(Records from a dataset)

* begin *

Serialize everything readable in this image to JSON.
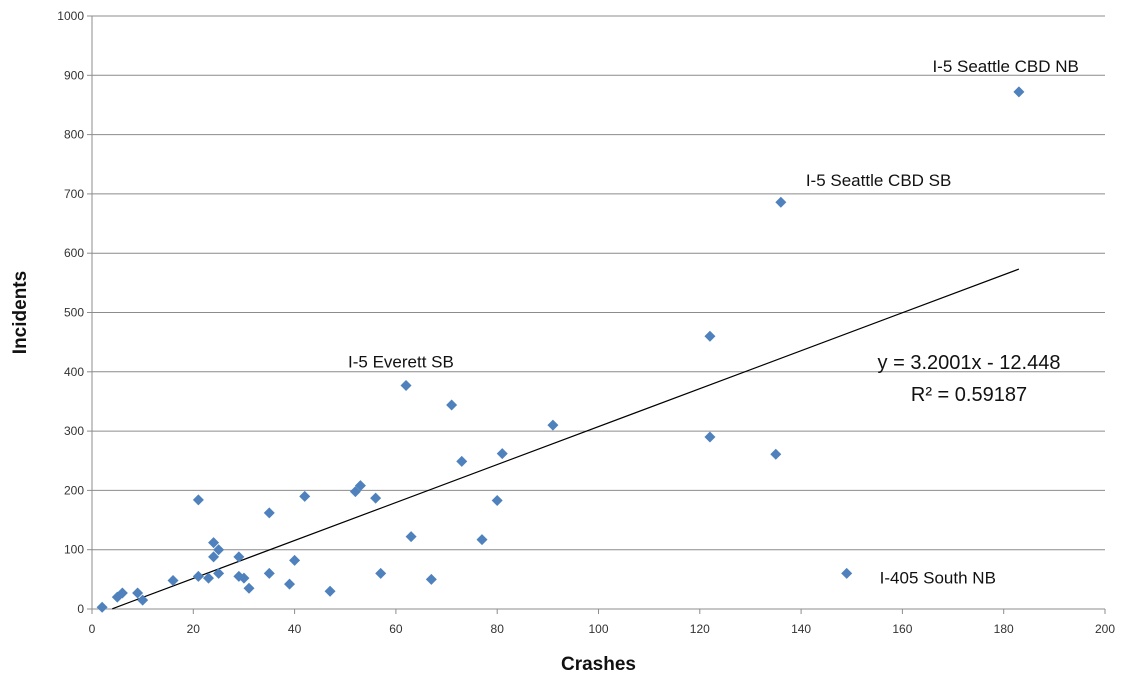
{
  "chart_data": {
    "type": "scatter",
    "xlabel": "Crashes",
    "ylabel": "Incidents",
    "xlim": [
      0,
      200
    ],
    "ylim": [
      0,
      1000
    ],
    "x_ticks": [
      "0",
      "20",
      "40",
      "60",
      "80",
      "100",
      "120",
      "140",
      "160",
      "180",
      "200"
    ],
    "y_ticks": [
      "0",
      "100",
      "200",
      "300",
      "400",
      "500",
      "600",
      "700",
      "800",
      "900",
      "1000"
    ],
    "grid": "horizontal",
    "marker_color": "#4f81bd",
    "trendline_color": "#000000",
    "points": [
      {
        "x": 2,
        "y": 3
      },
      {
        "x": 5,
        "y": 20
      },
      {
        "x": 6,
        "y": 27
      },
      {
        "x": 9,
        "y": 27
      },
      {
        "x": 10,
        "y": 15
      },
      {
        "x": 16,
        "y": 48
      },
      {
        "x": 21,
        "y": 55
      },
      {
        "x": 21,
        "y": 184
      },
      {
        "x": 23,
        "y": 52
      },
      {
        "x": 24,
        "y": 88
      },
      {
        "x": 24,
        "y": 112
      },
      {
        "x": 25,
        "y": 100
      },
      {
        "x": 25,
        "y": 60
      },
      {
        "x": 29,
        "y": 55
      },
      {
        "x": 29,
        "y": 88
      },
      {
        "x": 30,
        "y": 52
      },
      {
        "x": 31,
        "y": 35
      },
      {
        "x": 35,
        "y": 60
      },
      {
        "x": 35,
        "y": 162
      },
      {
        "x": 39,
        "y": 42
      },
      {
        "x": 40,
        "y": 82
      },
      {
        "x": 42,
        "y": 190
      },
      {
        "x": 47,
        "y": 30
      },
      {
        "x": 52,
        "y": 198
      },
      {
        "x": 53,
        "y": 208
      },
      {
        "x": 56,
        "y": 187
      },
      {
        "x": 57,
        "y": 60
      },
      {
        "x": 62,
        "y": 377
      },
      {
        "x": 63,
        "y": 122
      },
      {
        "x": 67,
        "y": 50
      },
      {
        "x": 71,
        "y": 344
      },
      {
        "x": 73,
        "y": 249
      },
      {
        "x": 77,
        "y": 117
      },
      {
        "x": 80,
        "y": 183
      },
      {
        "x": 81,
        "y": 262
      },
      {
        "x": 91,
        "y": 310
      },
      {
        "x": 122,
        "y": 460
      },
      {
        "x": 122,
        "y": 290
      },
      {
        "x": 135,
        "y": 261
      },
      {
        "x": 136,
        "y": 686
      },
      {
        "x": 149,
        "y": 60
      },
      {
        "x": 183,
        "y": 872
      }
    ],
    "trendline": {
      "slope": 3.2001,
      "intercept": -12.448,
      "x_start": 4,
      "x_end": 183
    },
    "equation": "y = 3.2001x - 12.448",
    "r_squared": "R² = 0.59187",
    "annotations": [
      {
        "text": "I-5 Seattle CBD NB",
        "x": 183,
        "y": 872
      },
      {
        "text": "I-5 Seattle CBD SB",
        "x": 136,
        "y": 686
      },
      {
        "text": "I-5 Everett SB",
        "x": 62,
        "y": 377
      },
      {
        "text": "I-405 South NB",
        "x": 149,
        "y": 60
      }
    ]
  }
}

* end *

• Problem to work on:
Find the lines above holding the word "Seattle" and show them.

• Response:
        "text": "I-5 Seattle CBD NB",
        "text": "I-5 Seattle CBD SB",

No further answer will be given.